§ Exercise task
Each record must be reproduced exactly as it is shown.

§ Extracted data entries

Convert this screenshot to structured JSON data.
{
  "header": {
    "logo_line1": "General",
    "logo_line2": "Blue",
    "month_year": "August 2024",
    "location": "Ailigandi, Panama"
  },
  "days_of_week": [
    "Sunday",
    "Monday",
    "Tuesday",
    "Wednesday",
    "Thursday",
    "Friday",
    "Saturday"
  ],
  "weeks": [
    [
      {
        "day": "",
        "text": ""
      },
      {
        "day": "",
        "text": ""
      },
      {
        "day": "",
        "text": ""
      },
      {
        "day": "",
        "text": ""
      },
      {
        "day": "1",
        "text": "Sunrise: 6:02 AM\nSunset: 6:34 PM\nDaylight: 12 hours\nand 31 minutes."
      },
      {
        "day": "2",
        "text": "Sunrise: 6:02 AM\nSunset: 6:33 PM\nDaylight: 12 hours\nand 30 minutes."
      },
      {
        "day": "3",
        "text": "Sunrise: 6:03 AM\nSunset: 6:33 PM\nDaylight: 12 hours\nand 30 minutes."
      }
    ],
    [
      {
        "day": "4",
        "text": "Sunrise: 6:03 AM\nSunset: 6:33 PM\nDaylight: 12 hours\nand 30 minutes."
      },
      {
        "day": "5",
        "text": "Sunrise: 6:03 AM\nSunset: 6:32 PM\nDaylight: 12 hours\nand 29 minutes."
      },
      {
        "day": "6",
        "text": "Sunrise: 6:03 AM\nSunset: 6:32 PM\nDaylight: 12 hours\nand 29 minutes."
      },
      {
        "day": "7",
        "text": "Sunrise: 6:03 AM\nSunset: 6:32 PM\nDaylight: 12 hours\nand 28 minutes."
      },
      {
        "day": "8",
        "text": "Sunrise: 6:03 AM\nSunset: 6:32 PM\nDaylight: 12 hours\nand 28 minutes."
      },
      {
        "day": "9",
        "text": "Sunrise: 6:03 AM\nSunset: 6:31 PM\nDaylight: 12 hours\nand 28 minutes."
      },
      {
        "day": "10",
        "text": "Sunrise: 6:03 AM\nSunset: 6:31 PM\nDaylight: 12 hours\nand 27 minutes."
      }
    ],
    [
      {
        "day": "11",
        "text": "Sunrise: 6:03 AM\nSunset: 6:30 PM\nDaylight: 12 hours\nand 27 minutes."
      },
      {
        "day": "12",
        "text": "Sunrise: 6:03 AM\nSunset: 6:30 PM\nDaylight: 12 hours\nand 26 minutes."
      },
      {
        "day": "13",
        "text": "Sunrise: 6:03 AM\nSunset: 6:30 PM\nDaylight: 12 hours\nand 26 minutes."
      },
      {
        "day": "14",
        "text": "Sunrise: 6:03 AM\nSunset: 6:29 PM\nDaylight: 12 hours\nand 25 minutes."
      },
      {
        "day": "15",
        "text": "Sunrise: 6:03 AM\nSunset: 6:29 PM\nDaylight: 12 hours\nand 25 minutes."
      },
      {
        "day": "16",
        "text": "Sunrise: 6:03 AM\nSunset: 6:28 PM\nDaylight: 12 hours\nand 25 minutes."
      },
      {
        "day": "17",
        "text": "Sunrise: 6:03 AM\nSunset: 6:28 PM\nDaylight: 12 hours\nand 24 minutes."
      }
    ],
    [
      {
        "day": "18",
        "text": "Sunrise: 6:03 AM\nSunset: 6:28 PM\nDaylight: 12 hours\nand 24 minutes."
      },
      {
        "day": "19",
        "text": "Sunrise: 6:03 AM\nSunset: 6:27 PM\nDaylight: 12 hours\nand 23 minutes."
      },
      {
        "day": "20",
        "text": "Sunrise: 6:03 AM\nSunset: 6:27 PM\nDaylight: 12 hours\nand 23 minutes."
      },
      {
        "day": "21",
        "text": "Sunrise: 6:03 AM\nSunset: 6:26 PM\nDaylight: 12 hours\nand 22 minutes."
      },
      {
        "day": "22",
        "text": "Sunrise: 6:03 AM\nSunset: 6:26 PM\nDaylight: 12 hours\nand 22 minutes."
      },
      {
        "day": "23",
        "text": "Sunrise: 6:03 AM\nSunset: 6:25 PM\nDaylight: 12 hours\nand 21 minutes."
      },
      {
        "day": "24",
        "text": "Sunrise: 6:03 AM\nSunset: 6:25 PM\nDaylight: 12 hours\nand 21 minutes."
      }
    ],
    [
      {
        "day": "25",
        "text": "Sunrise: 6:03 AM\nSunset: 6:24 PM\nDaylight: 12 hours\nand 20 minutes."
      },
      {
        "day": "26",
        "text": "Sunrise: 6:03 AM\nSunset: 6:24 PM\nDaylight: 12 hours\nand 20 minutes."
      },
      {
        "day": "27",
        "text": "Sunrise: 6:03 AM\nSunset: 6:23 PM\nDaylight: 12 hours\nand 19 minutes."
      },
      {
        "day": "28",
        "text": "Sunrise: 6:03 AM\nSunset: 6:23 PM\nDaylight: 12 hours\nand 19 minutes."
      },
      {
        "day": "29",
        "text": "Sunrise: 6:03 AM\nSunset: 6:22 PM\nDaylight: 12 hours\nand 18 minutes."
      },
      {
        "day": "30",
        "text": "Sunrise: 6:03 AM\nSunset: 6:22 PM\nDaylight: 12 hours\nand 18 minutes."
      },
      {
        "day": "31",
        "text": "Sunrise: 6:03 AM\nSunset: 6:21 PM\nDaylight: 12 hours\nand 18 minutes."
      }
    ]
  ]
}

§ Complete output
Convert this screenshot to structured JSON data.
{
  "header": {
    "logo_line1": "General",
    "logo_line2": "Blue",
    "month_year": "August 2024",
    "location": "Ailigandi, Panama"
  },
  "days_of_week": [
    "Sunday",
    "Monday",
    "Tuesday",
    "Wednesday",
    "Thursday",
    "Friday",
    "Saturday"
  ],
  "weeks": [
    [
      {
        "day": "",
        "text": ""
      },
      {
        "day": "",
        "text": ""
      },
      {
        "day": "",
        "text": ""
      },
      {
        "day": "",
        "text": ""
      },
      {
        "day": "1",
        "text": "Sunrise: 6:02 AM\nSunset: 6:34 PM\nDaylight: 12 hours\nand 31 minutes."
      },
      {
        "day": "2",
        "text": "Sunrise: 6:02 AM\nSunset: 6:33 PM\nDaylight: 12 hours\nand 30 minutes."
      },
      {
        "day": "3",
        "text": "Sunrise: 6:03 AM\nSunset: 6:33 PM\nDaylight: 12 hours\nand 30 minutes."
      }
    ],
    [
      {
        "day": "4",
        "text": "Sunrise: 6:03 AM\nSunset: 6:33 PM\nDaylight: 12 hours\nand 30 minutes."
      },
      {
        "day": "5",
        "text": "Sunrise: 6:03 AM\nSunset: 6:32 PM\nDaylight: 12 hours\nand 29 minutes."
      },
      {
        "day": "6",
        "text": "Sunrise: 6:03 AM\nSunset: 6:32 PM\nDaylight: 12 hours\nand 29 minutes."
      },
      {
        "day": "7",
        "text": "Sunrise: 6:03 AM\nSunset: 6:32 PM\nDaylight: 12 hours\nand 28 minutes."
      },
      {
        "day": "8",
        "text": "Sunrise: 6:03 AM\nSunset: 6:32 PM\nDaylight: 12 hours\nand 28 minutes."
      },
      {
        "day": "9",
        "text": "Sunrise: 6:03 AM\nSunset: 6:31 PM\nDaylight: 12 hours\nand 28 minutes."
      },
      {
        "day": "10",
        "text": "Sunrise: 6:03 AM\nSunset: 6:31 PM\nDaylight: 12 hours\nand 27 minutes."
      }
    ],
    [
      {
        "day": "11",
        "text": "Sunrise: 6:03 AM\nSunset: 6:30 PM\nDaylight: 12 hours\nand 27 minutes."
      },
      {
        "day": "12",
        "text": "Sunrise: 6:03 AM\nSunset: 6:30 PM\nDaylight: 12 hours\nand 26 minutes."
      },
      {
        "day": "13",
        "text": "Sunrise: 6:03 AM\nSunset: 6:30 PM\nDaylight: 12 hours\nand 26 minutes."
      },
      {
        "day": "14",
        "text": "Sunrise: 6:03 AM\nSunset: 6:29 PM\nDaylight: 12 hours\nand 25 minutes."
      },
      {
        "day": "15",
        "text": "Sunrise: 6:03 AM\nSunset: 6:29 PM\nDaylight: 12 hours\nand 25 minutes."
      },
      {
        "day": "16",
        "text": "Sunrise: 6:03 AM\nSunset: 6:28 PM\nDaylight: 12 hours\nand 25 minutes."
      },
      {
        "day": "17",
        "text": "Sunrise: 6:03 AM\nSunset: 6:28 PM\nDaylight: 12 hours\nand 24 minutes."
      }
    ],
    [
      {
        "day": "18",
        "text": "Sunrise: 6:03 AM\nSunset: 6:28 PM\nDaylight: 12 hours\nand 24 minutes."
      },
      {
        "day": "19",
        "text": "Sunrise: 6:03 AM\nSunset: 6:27 PM\nDaylight: 12 hours\nand 23 minutes."
      },
      {
        "day": "20",
        "text": "Sunrise: 6:03 AM\nSunset: 6:27 PM\nDaylight: 12 hours\nand 23 minutes."
      },
      {
        "day": "21",
        "text": "Sunrise: 6:03 AM\nSunset: 6:26 PM\nDaylight: 12 hours\nand 22 minutes."
      },
      {
        "day": "22",
        "text": "Sunrise: 6:03 AM\nSunset: 6:26 PM\nDaylight: 12 hours\nand 22 minutes."
      },
      {
        "day": "23",
        "text": "Sunrise: 6:03 AM\nSunset: 6:25 PM\nDaylight: 12 hours\nand 21 minutes."
      },
      {
        "day": "24",
        "text": "Sunrise: 6:03 AM\nSunset: 6:25 PM\nDaylight: 12 hours\nand 21 minutes."
      }
    ],
    [
      {
        "day": "25",
        "text": "Sunrise: 6:03 AM\nSunset: 6:24 PM\nDaylight: 12 hours\nand 20 minutes."
      },
      {
        "day": "26",
        "text": "Sunrise: 6:03 AM\nSunset: 6:24 PM\nDaylight: 12 hours\nand 20 minutes."
      },
      {
        "day": "27",
        "text": "Sunrise: 6:03 AM\nSunset: 6:23 PM\nDaylight: 12 hours\nand 19 minutes."
      },
      {
        "day": "28",
        "text": "Sunrise: 6:03 AM\nSunset: 6:23 PM\nDaylight: 12 hours\nand 19 minutes."
      },
      {
        "day": "29",
        "text": "Sunrise: 6:03 AM\nSunset: 6:22 PM\nDaylight: 12 hours\nand 18 minutes."
      },
      {
        "day": "30",
        "text": "Sunrise: 6:03 AM\nSunset: 6:22 PM\nDaylight: 12 hours\nand 18 minutes."
      },
      {
        "day": "31",
        "text": "Sunrise: 6:03 AM\nSunset: 6:21 PM\nDaylight: 12 hours\nand 18 minutes."
      }
    ]
  ]
}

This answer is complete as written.